Input material:
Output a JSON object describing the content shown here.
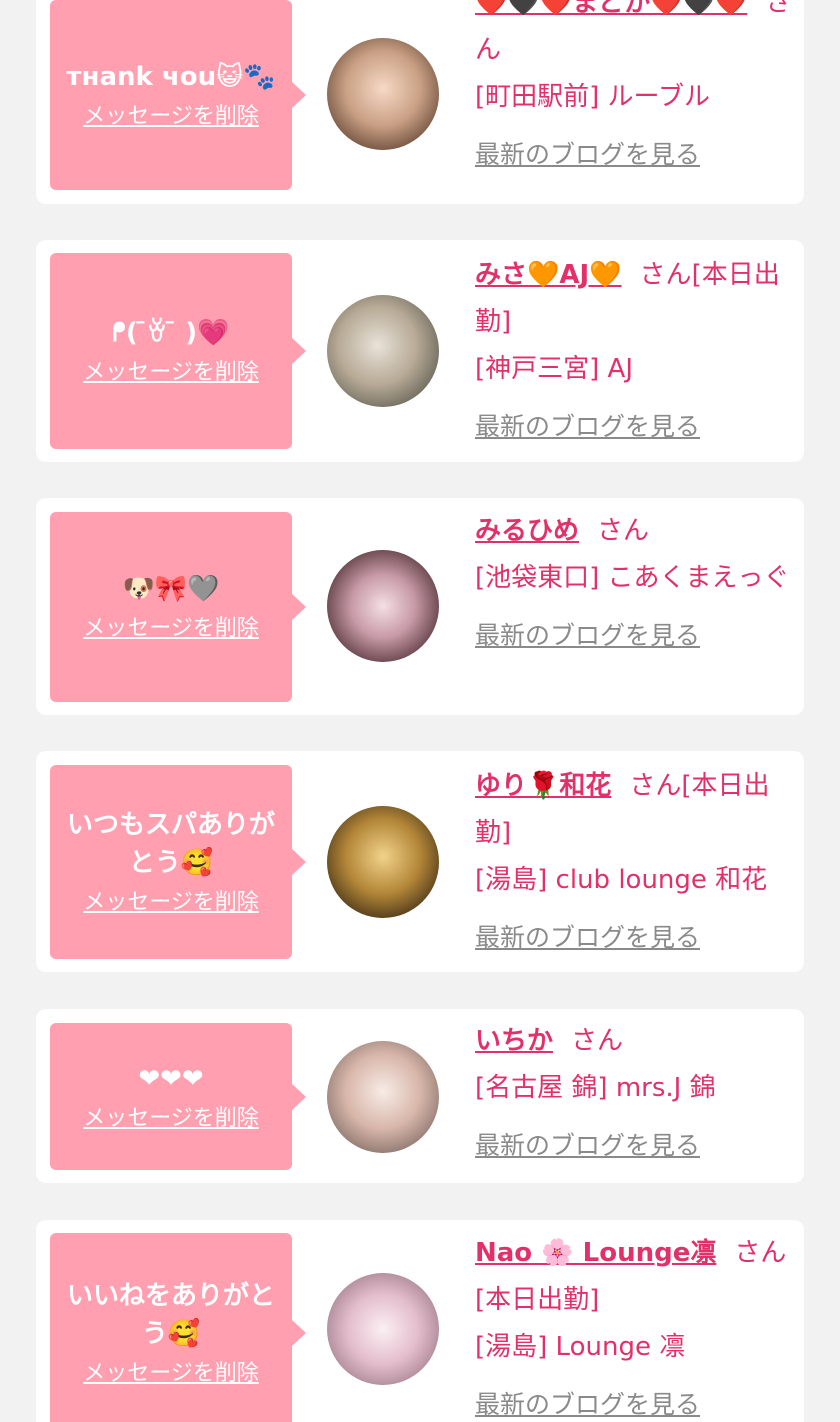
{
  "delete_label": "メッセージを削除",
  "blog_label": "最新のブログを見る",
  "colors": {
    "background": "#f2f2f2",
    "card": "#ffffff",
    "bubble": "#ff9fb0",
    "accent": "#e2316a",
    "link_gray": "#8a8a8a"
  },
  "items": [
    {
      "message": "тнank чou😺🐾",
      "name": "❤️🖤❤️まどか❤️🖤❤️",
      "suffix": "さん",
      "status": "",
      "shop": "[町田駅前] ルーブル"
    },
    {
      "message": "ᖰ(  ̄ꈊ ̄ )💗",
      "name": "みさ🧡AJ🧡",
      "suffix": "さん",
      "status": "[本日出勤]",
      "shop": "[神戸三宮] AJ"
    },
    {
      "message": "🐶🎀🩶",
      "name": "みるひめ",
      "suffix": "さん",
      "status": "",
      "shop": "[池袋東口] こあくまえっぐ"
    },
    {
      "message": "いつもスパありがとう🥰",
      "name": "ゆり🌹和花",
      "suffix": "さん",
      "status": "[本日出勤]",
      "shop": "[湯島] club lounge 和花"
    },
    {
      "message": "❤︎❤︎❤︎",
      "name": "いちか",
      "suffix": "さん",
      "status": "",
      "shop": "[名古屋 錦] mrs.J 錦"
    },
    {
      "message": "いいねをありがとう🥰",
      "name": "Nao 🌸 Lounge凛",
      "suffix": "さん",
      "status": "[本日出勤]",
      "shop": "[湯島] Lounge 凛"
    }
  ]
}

Exercise instructions: Go through the material and copy out every line with "message" in it.

Written solution:
      "message": "тнank чou😺🐾",
      "message": "ᖰ(  ̄ꈊ ̄ )💗",
      "message": "🐶🎀🩶",
      "message": "いつもスパありがとう🥰",
      "message": "❤︎❤︎❤︎",
      "message": "いいねをありがとう🥰",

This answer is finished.